## What is being asked
Write out all the data below again, line for line with nothing changed, and leave out the pictures.

==== Material to process ====

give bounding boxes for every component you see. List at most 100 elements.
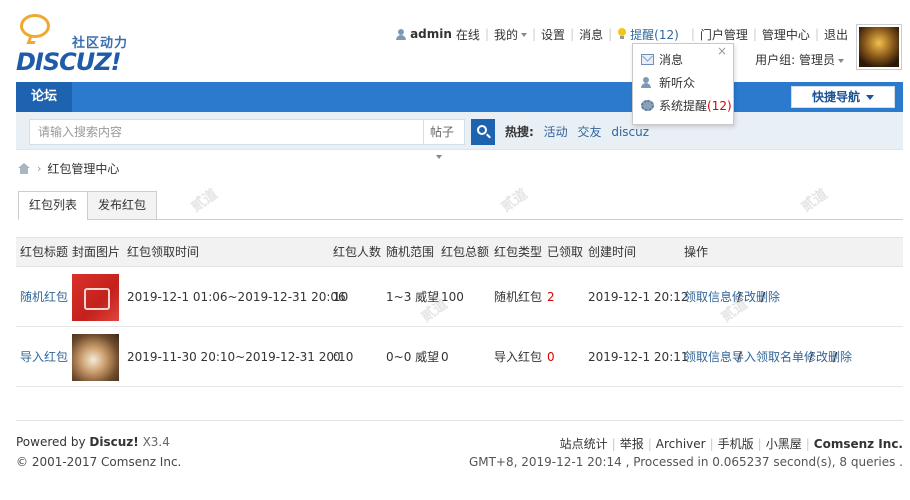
breadcrumb: › 红包管理中心	[18, 160, 119, 176]
row-actions: 领取信息 / 修改 / 删除	[684, 290, 781, 304]
main-nav: 论坛 快捷导航	[16, 82, 903, 112]
col-received: 已领取	[547, 245, 584, 259]
col-ops: 操作	[684, 245, 709, 259]
gear-icon	[641, 100, 654, 111]
user-bar: admin 在线 | 我的 | 设置 | 消息 | 提醒(12) | 门户管理 …	[396, 25, 848, 43]
redpacket-type: 随机红包	[494, 290, 543, 304]
footer-links: 站点统计 | 举报 | Archiver | 手机版 | 小黑屋 | Comsenz Inc.	[559, 437, 903, 451]
remind-popup: × 消息 新听众 系统提醒 (12)	[632, 43, 734, 125]
delete-link[interactable]: 删除	[756, 290, 780, 304]
table-row: 导入红包 2019-11-30 20:10~2019-12-31 20:10 0…	[16, 327, 903, 387]
breadcrumb-current[interactable]: 红包管理中心	[47, 160, 119, 177]
remind-count: (12)	[707, 98, 732, 113]
footer-link-archiver[interactable]: Archiver	[656, 437, 706, 451]
view-claims-link[interactable]: 领取信息	[684, 290, 732, 304]
footer-link-stats[interactable]: 站点统计	[560, 437, 608, 451]
redpacket-received: 2	[547, 290, 555, 304]
redpacket-range: 0~0 威望	[386, 350, 440, 364]
col-total: 红包总额	[441, 245, 490, 259]
quick-nav-button[interactable]: 快捷导航	[791, 86, 895, 108]
site-logo[interactable]: 社区动力 DISCUZ!	[14, 12, 144, 76]
redpacket-total: 0	[441, 350, 449, 364]
online-status: 在线	[455, 27, 480, 42]
home-icon[interactable]	[18, 162, 30, 174]
logout-link[interactable]: 退出	[824, 26, 848, 43]
breadcrumb-arrow-icon: ›	[37, 161, 42, 175]
table-row: 随机红包 2019-12-1 01:06~2019-12-31 20:06 10…	[16, 267, 903, 327]
col-time: 红包领取时间	[127, 245, 200, 259]
portal-admin-link[interactable]: 门户管理	[700, 26, 748, 43]
footer-link-report[interactable]: 举报	[620, 437, 644, 451]
col-range: 随机范围	[386, 245, 435, 259]
messages-link[interactable]: 消息	[579, 26, 603, 43]
hot-search: 热搜: 活动 交友 discuz	[505, 125, 650, 139]
edit-link[interactable]: 修改	[804, 350, 828, 364]
table-header: 红包标题 封面图片 红包领取时间 红包人数 随机范围 红包总额 红包类型 已领取…	[16, 237, 903, 267]
chevron-down-icon	[436, 154, 442, 159]
footer-stats: GMT+8, 2019-12-1 20:14 , Processed in 0.…	[468, 455, 903, 469]
hot-word[interactable]: 交友	[577, 125, 601, 139]
popup-item-new-followers[interactable]: 新听众	[641, 71, 733, 94]
cover-image	[72, 274, 119, 321]
view-claims-link[interactable]: 领取信息	[684, 350, 732, 364]
redpacket-title-link[interactable]: 导入红包	[20, 327, 68, 387]
hot-word[interactable]: 活动	[544, 125, 568, 139]
username-link[interactable]: admin	[410, 27, 452, 41]
header: 社区动力 DISCUZ! admin 在线 | 我的 | 设置 | 消息 | 提…	[0, 0, 910, 80]
bulb-icon	[617, 28, 627, 40]
footer-company-link[interactable]: Comsenz Inc.	[814, 437, 903, 451]
col-count: 红包人数	[333, 245, 382, 259]
redpacket-count: 0	[333, 350, 341, 364]
powered-by: Powered by Discuz! X3.4	[16, 435, 170, 449]
redpacket-title-link[interactable]: 随机红包	[20, 267, 68, 327]
version: X3.4	[142, 435, 170, 449]
copyright: © 2001-2017 Comsenz Inc.	[16, 455, 182, 469]
user-icon	[396, 28, 407, 40]
col-type: 红包类型	[494, 245, 543, 259]
search-button[interactable]	[471, 119, 495, 145]
redpacket-range: 1~3 威望	[386, 290, 440, 304]
nav-forum[interactable]: 论坛	[16, 82, 73, 112]
import-claim-list-link[interactable]: 导入领取名单	[732, 350, 804, 364]
tab-bar: 红包列表 发布红包	[18, 191, 903, 220]
delete-link[interactable]: 删除	[828, 350, 852, 364]
popup-item-system-remind[interactable]: 系统提醒 (12)	[641, 94, 733, 117]
search-input[interactable]: 请输入搜索内容	[29, 119, 423, 145]
redpacket-time: 2019-11-30 20:10~2019-12-31 20:10	[127, 350, 354, 364]
edit-link[interactable]: 修改	[732, 290, 756, 304]
redpacket-created: 2019-12-1 20:12	[588, 290, 689, 304]
col-created: 创建时间	[588, 245, 637, 259]
remind-link[interactable]: 提醒(12)	[630, 26, 679, 43]
col-title: 红包标题	[20, 245, 69, 259]
hot-word[interactable]: discuz	[611, 125, 649, 139]
chevron-down-icon	[521, 33, 527, 37]
usergroup-menu[interactable]: 用户组: 管理员	[755, 51, 844, 68]
user-icon	[641, 77, 651, 88]
mail-icon	[641, 54, 654, 65]
row-actions: 领取信息 / 导入领取名单 / 修改 / 删除	[684, 350, 853, 364]
logo-word: DISCUZ!	[16, 48, 122, 76]
search-icon	[477, 125, 487, 135]
footer-link-blackroom[interactable]: 小黑屋	[766, 437, 802, 451]
avatar[interactable]	[856, 24, 902, 70]
search-bar: 请输入搜索内容 帖子 热搜: 活动 交友 discuz	[16, 112, 903, 159]
chevron-down-icon	[866, 95, 874, 100]
admin-center-link[interactable]: 管理中心	[762, 26, 810, 43]
cover-image	[72, 334, 119, 381]
my-menu[interactable]: 我的	[494, 26, 527, 43]
search-type-select[interactable]: 帖子	[423, 119, 465, 159]
redpacket-table: 红包标题 封面图片 红包领取时间 红包人数 随机范围 红包总额 红包类型 已领取…	[16, 237, 903, 387]
settings-link[interactable]: 设置	[541, 26, 565, 43]
tab-redpacket-list[interactable]: 红包列表	[18, 191, 89, 220]
product-link[interactable]: Discuz!	[89, 435, 138, 449]
close-icon[interactable]: ×	[717, 44, 727, 58]
redpacket-total: 100	[441, 290, 464, 304]
redpacket-type: 导入红包	[494, 350, 543, 364]
logo-bubble-icon	[20, 14, 50, 38]
footer-link-mobile[interactable]: 手机版	[718, 437, 754, 451]
col-cover: 封面图片	[72, 245, 121, 259]
footer: Powered by Discuz! X3.4 © 2001-2017 Coms…	[16, 420, 903, 469]
tab-publish-redpacket[interactable]: 发布红包	[87, 191, 158, 220]
redpacket-created: 2019-12-1 20:11	[588, 350, 689, 364]
redpacket-received: 0	[547, 350, 555, 364]
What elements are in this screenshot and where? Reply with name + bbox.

====

## Answer
give bounding boxes for every component you see. List at most 100 elements.
breadcrumb: › 红包管理中心	[18, 160, 119, 176]
row-actions: 领取信息 / 修改 / 删除	[684, 290, 781, 304]
main-nav: 论坛 快捷导航	[16, 82, 903, 112]
col-received: 已领取	[547, 245, 584, 259]
col-ops: 操作	[684, 245, 709, 259]
gear-icon	[641, 100, 654, 111]
user-bar: admin 在线 | 我的 | 设置 | 消息 | 提醒(12) | 门户管理 …	[396, 25, 848, 43]
redpacket-type: 随机红包	[494, 290, 543, 304]
footer-links: 站点统计 | 举报 | Archiver | 手机版 | 小黑屋 | Comsenz Inc.	[559, 437, 903, 451]
remind-popup: × 消息 新听众 系统提醒 (12)	[632, 43, 734, 125]
delete-link[interactable]: 删除	[756, 290, 780, 304]
table-row: 导入红包 2019-11-30 20:10~2019-12-31 20:10 0…	[16, 327, 903, 387]
breadcrumb-current[interactable]: 红包管理中心	[47, 160, 119, 177]
remind-count: (12)	[707, 98, 732, 113]
footer-link-archiver[interactable]: Archiver	[656, 437, 706, 451]
view-claims-link[interactable]: 领取信息	[684, 290, 732, 304]
footer-link-stats[interactable]: 站点统计	[560, 437, 608, 451]
redpacket-received: 2	[547, 290, 555, 304]
redpacket-range: 0~0 威望	[386, 350, 440, 364]
col-total: 红包总额	[441, 245, 490, 259]
quick-nav-button[interactable]: 快捷导航	[791, 86, 895, 108]
site-logo[interactable]: 社区动力 DISCUZ!	[14, 12, 144, 76]
redpacket-total: 0	[441, 350, 449, 364]
online-status: 在线	[455, 27, 480, 42]
home-icon[interactable]	[18, 162, 30, 174]
logout-link[interactable]: 退出	[824, 26, 848, 43]
breadcrumb-arrow-icon: ›	[37, 161, 42, 175]
table-row: 随机红包 2019-12-1 01:06~2019-12-31 20:06 10…	[16, 267, 903, 327]
col-time: 红包领取时间	[127, 245, 200, 259]
portal-admin-link[interactable]: 门户管理	[700, 26, 748, 43]
footer-link-report[interactable]: 举报	[620, 437, 644, 451]
col-range: 随机范围	[386, 245, 435, 259]
messages-link[interactable]: 消息	[579, 26, 603, 43]
hot-search: 热搜: 活动 交友 discuz	[505, 125, 650, 139]
edit-link[interactable]: 修改	[804, 350, 828, 364]
table-header: 红包标题 封面图片 红包领取时间 红包人数 随机范围 红包总额 红包类型 已领取…	[16, 237, 903, 267]
chevron-down-icon	[436, 154, 442, 159]
footer-stats: GMT+8, 2019-12-1 20:14 , Processed in 0.…	[468, 455, 903, 469]
hot-word[interactable]: 交友	[577, 125, 601, 139]
popup-item-new-followers[interactable]: 新听众	[641, 71, 733, 94]
cover-image	[72, 274, 119, 321]
view-claims-link[interactable]: 领取信息	[684, 350, 732, 364]
redpacket-title-link[interactable]: 导入红包	[20, 327, 68, 387]
hot-word[interactable]: 活动	[544, 125, 568, 139]
username-link[interactable]: admin	[410, 27, 452, 41]
header: 社区动力 DISCUZ! admin 在线 | 我的 | 设置 | 消息 | 提…	[0, 0, 910, 80]
bulb-icon	[617, 28, 627, 40]
footer-company-link[interactable]: Comsenz Inc.	[814, 437, 903, 451]
col-count: 红包人数	[333, 245, 382, 259]
redpacket-count: 0	[333, 350, 341, 364]
powered-by: Powered by Discuz! X3.4	[16, 435, 170, 449]
redpacket-title-link[interactable]: 随机红包	[20, 267, 68, 327]
version: X3.4	[142, 435, 170, 449]
copyright: © 2001-2017 Comsenz Inc.	[16, 455, 182, 469]
user-icon	[396, 28, 407, 40]
col-type: 红包类型	[494, 245, 543, 259]
search-button[interactable]	[471, 119, 495, 145]
redpacket-range: 1~3 威望	[386, 290, 440, 304]
nav-forum[interactable]: 论坛	[16, 82, 73, 112]
import-claim-list-link[interactable]: 导入领取名单	[732, 350, 804, 364]
tab-bar: 红包列表 发布红包	[18, 191, 903, 220]
delete-link[interactable]: 删除	[828, 350, 852, 364]
popup-item-system-remind[interactable]: 系统提醒 (12)	[641, 94, 733, 117]
search-input[interactable]: 请输入搜索内容	[29, 119, 423, 145]
redpacket-time: 2019-11-30 20:10~2019-12-31 20:10	[127, 350, 354, 364]
edit-link[interactable]: 修改	[732, 290, 756, 304]
redpacket-created: 2019-12-1 20:12	[588, 290, 689, 304]
col-created: 创建时间	[588, 245, 637, 259]
remind-link[interactable]: 提醒(12)	[630, 26, 679, 43]
col-title: 红包标题	[20, 245, 69, 259]
hot-word[interactable]: discuz	[611, 125, 649, 139]
chevron-down-icon	[521, 33, 527, 37]
usergroup-menu[interactable]: 用户组: 管理员	[755, 51, 844, 68]
user-icon	[641, 77, 651, 88]
mail-icon	[641, 54, 654, 65]
row-actions: 领取信息 / 导入领取名单 / 修改 / 删除	[684, 350, 853, 364]
logo-word: DISCUZ!	[16, 48, 122, 76]
search-icon	[477, 125, 487, 135]
footer-link-blackroom[interactable]: 小黑屋	[766, 437, 802, 451]
avatar[interactable]	[856, 24, 902, 70]
search-bar: 请输入搜索内容 帖子 热搜: 活动 交友 discuz	[16, 112, 903, 159]
chevron-down-icon	[866, 95, 874, 100]
admin-center-link[interactable]: 管理中心	[762, 26, 810, 43]
cover-image	[72, 334, 119, 381]
my-menu[interactable]: 我的	[494, 26, 527, 43]
search-type-select[interactable]: 帖子	[423, 119, 465, 159]
redpacket-table: 红包标题 封面图片 红包领取时间 红包人数 随机范围 红包总额 红包类型 已领取…	[16, 237, 903, 387]
settings-link[interactable]: 设置	[541, 26, 565, 43]
tab-redpacket-list[interactable]: 红包列表	[18, 191, 89, 220]
product-link[interactable]: Discuz!	[89, 435, 138, 449]
close-icon[interactable]: ×	[717, 44, 727, 58]
redpacket-total: 100	[441, 290, 464, 304]
redpacket-type: 导入红包	[494, 350, 543, 364]
logo-bubble-icon	[20, 14, 50, 38]
footer-link-mobile[interactable]: 手机版	[718, 437, 754, 451]
col-cover: 封面图片	[72, 245, 121, 259]
footer: Powered by Discuz! X3.4 © 2001-2017 Coms…	[16, 420, 903, 469]
tab-publish-redpacket[interactable]: 发布红包	[87, 191, 158, 220]
redpacket-created: 2019-12-1 20:11	[588, 350, 689, 364]
redpacket-received: 0	[547, 350, 555, 364]
What elements are in this screenshot and where? Reply with name + bbox.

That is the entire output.